-- THE TASK --
Your answer should be one number: how many lines of the records hold the string "الخريمى".
----
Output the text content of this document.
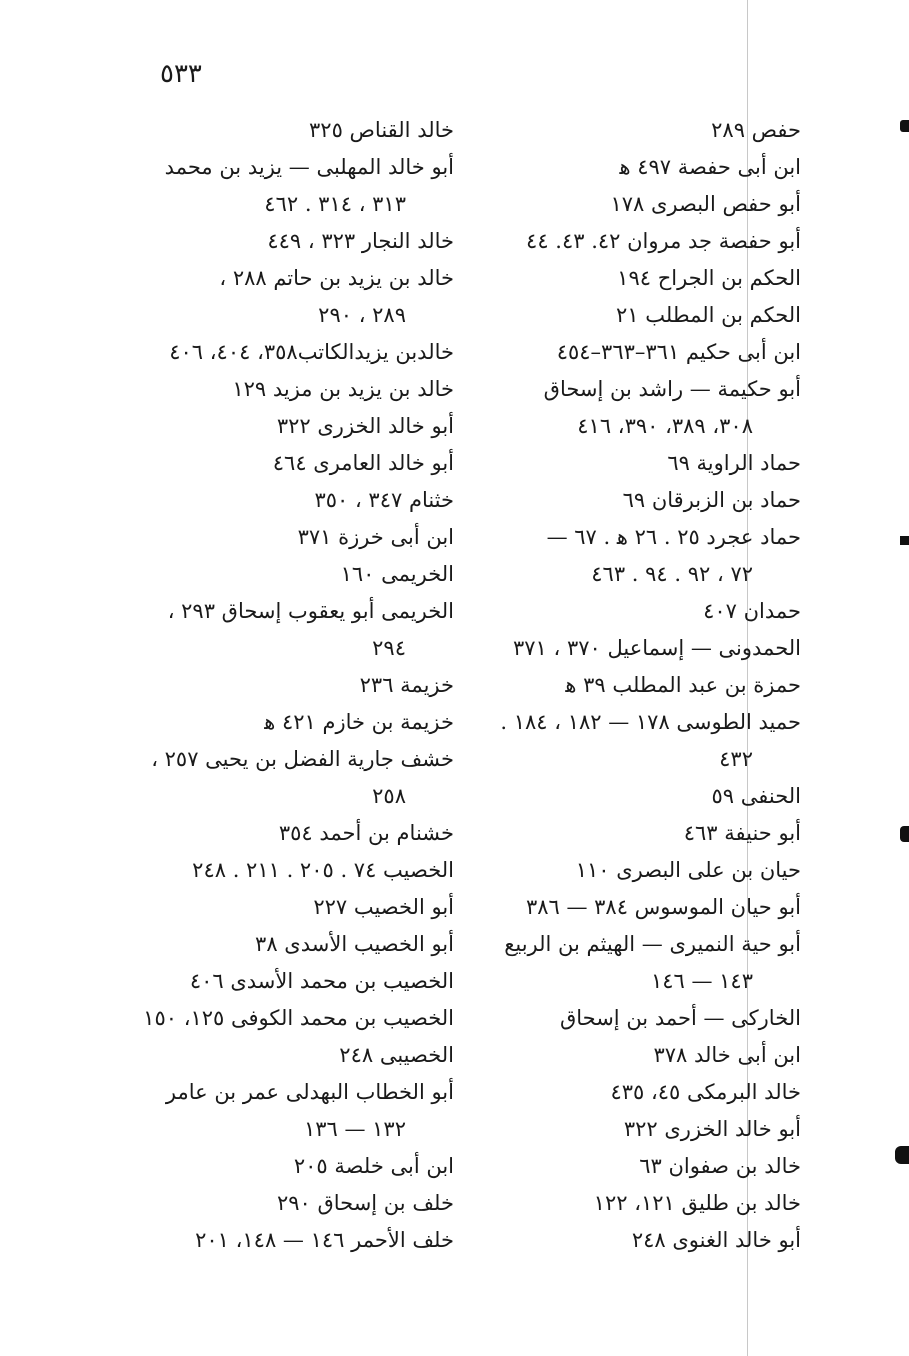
٥٣٣
حفص ٢٨٩
ابن أبى حفصة ٤٩٧ ﻫ
أبو حفص البصرى ١٧٨
أبو حفصة جد مروان ٤٢. ٤٣. ٤٤
الحكم بن الجراح ١٩٤
الحكم بن المطلب ٢١
ابن أبى حكيم ٣٦١–٣٦٣–٤٥٤
أبو حكيمة — راشد بن إسحاق
٣٠٨، ٣٨٩، ٣٩٠، ٤١٦
حماد الراوية ٦٩
حماد بن الزبرقان ٦٩
حماد عجرد ٢٥ . ٢٦ ﻫ . ٦٧ —
٧٢ ، ٩٢ . ٩٤ . ٤٦٣
حمدان ٤٠٧
الحمدونى — إسماعيل ٣٧٠ ، ٣٧١
حمزة بن عبد المطلب ٣٩ ﻫ
حميد الطوسى ١٧٨ — ١٨٢ ، ١٨٤ .
٤٣٢
الحنفى ٥٩
أبو حنيفة ٤٦٣
حيان بن على البصرى ١١٠
أبو حيان الموسوس ٣٨٤ — ٣٨٦
أبو حية النميرى — الهيثم بن الربيع
١٤٣ — ١٤٦
الخاركى — أحمد بن إسحاق
ابن أبى خالد ٣٧٨
خالد البرمكى ٤٥، ٤٣٥
أبو خالد الخزرى ٣٢٢
خالد بن صفوان ٦٣
خالد بن طليق ١٢١، ١٢٢
أبو خالد الغنوى ٢٤٨
خالد القناص ٣٢٥
أبو خالد المهلبى — يزيد بن محمد
٣١٣ ، ٣١٤ . ٤٦٢
خالد النجار ٣٢٣ ، ٤٤٩
خالد بن يزيد بن حاتم ٢٨٨ ،
٢٨٩ ، ٢٩٠
خالدبن يزيدالكاتب٣٥٨، ٤٠٤، ٤٠٦
خالد بن يزيد بن مزيد ١٢٩
أبو خالد الخزرى ٣٢٢
أبو خالد العامرى ٤٦٤
خثنام ٣٤٧ ، ٣٥٠
ابن أبى خرزة ٣٧١
الخريمى ١٦٠
الخريمى أبو يعقوب إسحاق ٢٩٣ ،
٢٩٤
خزيمة ٢٣٦
خزيمة بن خازم ٤٢١ ﻫ
خشف جارية الفضل بن يحيى ٢٥٧ ،
٢٥٨
خشنام بن أحمد ٣٥٤
الخصيب ٧٤ . ٢٠٥ . ٢١١ . ٢٤٨
أبو الخصيب ٢٢٧
أبو الخصيب الأسدى ٣٨
الخصيب بن محمد الأسدى ٤٠٦
الخصيب بن محمد الكوفى ١٢٥، ١٥٠
الخصيبى ٢٤٨
أبو الخطاب البهدلى عمر بن عامر
١٣٢ — ١٣٦
ابن أبى خلصة ٢٠٥
خلف بن إسحاق ٢٩٠
خلف الأحمر ١٤٦ — ١٤٨، ٢٠١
----
-- FINISHED EXERCISE --
2